* GIVEN INSTRUCTION *
Exactly as written, print each record in the listing.

* RECORDED INFORMATION *

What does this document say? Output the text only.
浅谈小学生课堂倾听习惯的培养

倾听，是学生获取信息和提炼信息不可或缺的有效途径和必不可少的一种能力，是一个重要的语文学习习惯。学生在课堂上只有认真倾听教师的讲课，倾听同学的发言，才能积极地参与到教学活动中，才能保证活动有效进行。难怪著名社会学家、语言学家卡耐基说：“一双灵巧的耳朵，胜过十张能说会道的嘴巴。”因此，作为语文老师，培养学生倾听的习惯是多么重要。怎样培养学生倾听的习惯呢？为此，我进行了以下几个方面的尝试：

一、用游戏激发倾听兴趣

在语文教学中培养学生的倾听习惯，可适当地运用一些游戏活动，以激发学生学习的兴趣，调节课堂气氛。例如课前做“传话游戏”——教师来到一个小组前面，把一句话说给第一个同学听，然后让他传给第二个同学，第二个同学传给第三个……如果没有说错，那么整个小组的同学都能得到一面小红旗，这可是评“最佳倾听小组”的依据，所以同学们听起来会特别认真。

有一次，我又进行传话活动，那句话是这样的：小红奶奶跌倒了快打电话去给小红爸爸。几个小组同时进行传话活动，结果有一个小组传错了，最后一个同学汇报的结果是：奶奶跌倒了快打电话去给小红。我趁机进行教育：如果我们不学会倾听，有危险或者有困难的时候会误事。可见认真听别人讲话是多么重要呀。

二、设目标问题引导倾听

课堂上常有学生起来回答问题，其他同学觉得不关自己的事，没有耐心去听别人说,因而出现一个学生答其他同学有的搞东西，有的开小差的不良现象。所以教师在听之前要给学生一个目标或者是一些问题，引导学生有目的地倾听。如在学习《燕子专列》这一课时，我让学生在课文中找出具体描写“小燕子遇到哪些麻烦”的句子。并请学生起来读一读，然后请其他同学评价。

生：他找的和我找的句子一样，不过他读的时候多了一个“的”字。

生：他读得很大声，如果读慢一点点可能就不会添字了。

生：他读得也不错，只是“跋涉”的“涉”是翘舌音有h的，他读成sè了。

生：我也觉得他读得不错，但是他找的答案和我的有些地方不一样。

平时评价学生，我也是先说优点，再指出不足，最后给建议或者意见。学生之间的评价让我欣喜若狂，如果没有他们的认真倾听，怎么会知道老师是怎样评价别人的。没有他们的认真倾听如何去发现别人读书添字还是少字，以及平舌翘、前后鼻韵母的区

* ANSWER TO THIS EXERCISE *
What does this document say? Output the text only.
浅谈小学生课堂倾听习惯的培养

倾听，是学生获取信息和提炼信息不可或缺的有效途径和必不可少的一种能力，是一个重要的语文学习习惯。学生在课堂上只有认真倾听教师的讲课，倾听同学的发言，才能积极地参与到教学活动中，才能保证活动有效进行。难怪著名社会学家、语言学家卡耐基说：“一双灵巧的耳朵，胜过十张能说会道的嘴巴。”因此，作为语文老师，培养学生倾听的习惯是多么重要。怎样培养学生倾听的习惯呢？为此，我进行了以下几个方面的尝试：

一、用游戏激发倾听兴趣

在语文教学中培养学生的倾听习惯，可适当地运用一些游戏活动，以激发学生学习的兴趣，调节课堂气氛。例如课前做“传话游戏”——教师来到一个小组前面，把一句话说给第一个同学听，然后让他传给第二个同学，第二个同学传给第三个……如果没有说错，那么整个小组的同学都能得到一面小红旗，这可是评“最佳倾听小组”的依据，所以同学们听起来会特别认真。

有一次，我又进行传话活动，那句话是这样的：小红奶奶跌倒了快打电话去给小红爸爸。几个小组同时进行传话活动，结果有一个小组传错了，最后一个同学汇报的结果是：奶奶跌倒了快打电话去给小红。我趁机进行教育：如果我们不学会倾听，有危险或者有困难的时候会误事。可见认真听别人讲话是多么重要呀。

二、设目标问题引导倾听

课堂上常有学生起来回答问题，其他同学觉得不关自己的事，没有耐心去听别人说,因而出现一个学生答其他同学有的搞东西，有的开小差的不良现象。所以教师在听之前要给学生一个目标或者是一些问题，引导学生有目的地倾听。如在学习《燕子专列》这一课时，我让学生在课文中找出具体描写“小燕子遇到哪些麻烦”的句子。并请学生起来读一读，然后请其他同学评价。

生：他找的和我找的句子一样，不过他读的时候多了一个“的”字。

生：他读得很大声，如果读慢一点点可能就不会添字了。

生：他读得也不错，只是“跋涉”的“涉”是翘舌音有h的，他读成sè了。

生：我也觉得他读得不错，但是他找的答案和我的有些地方不一样。

平时评价学生，我也是先说优点，再指出不足，最后给建议或者意见。学生之间的评价让我欣喜若狂，如果没有他们的认真倾听，怎么会知道老师是怎样评价别人的。没有他们的认真倾听如何去发现别人读书添字还是少字，以及平舌翘、前后鼻韵母的区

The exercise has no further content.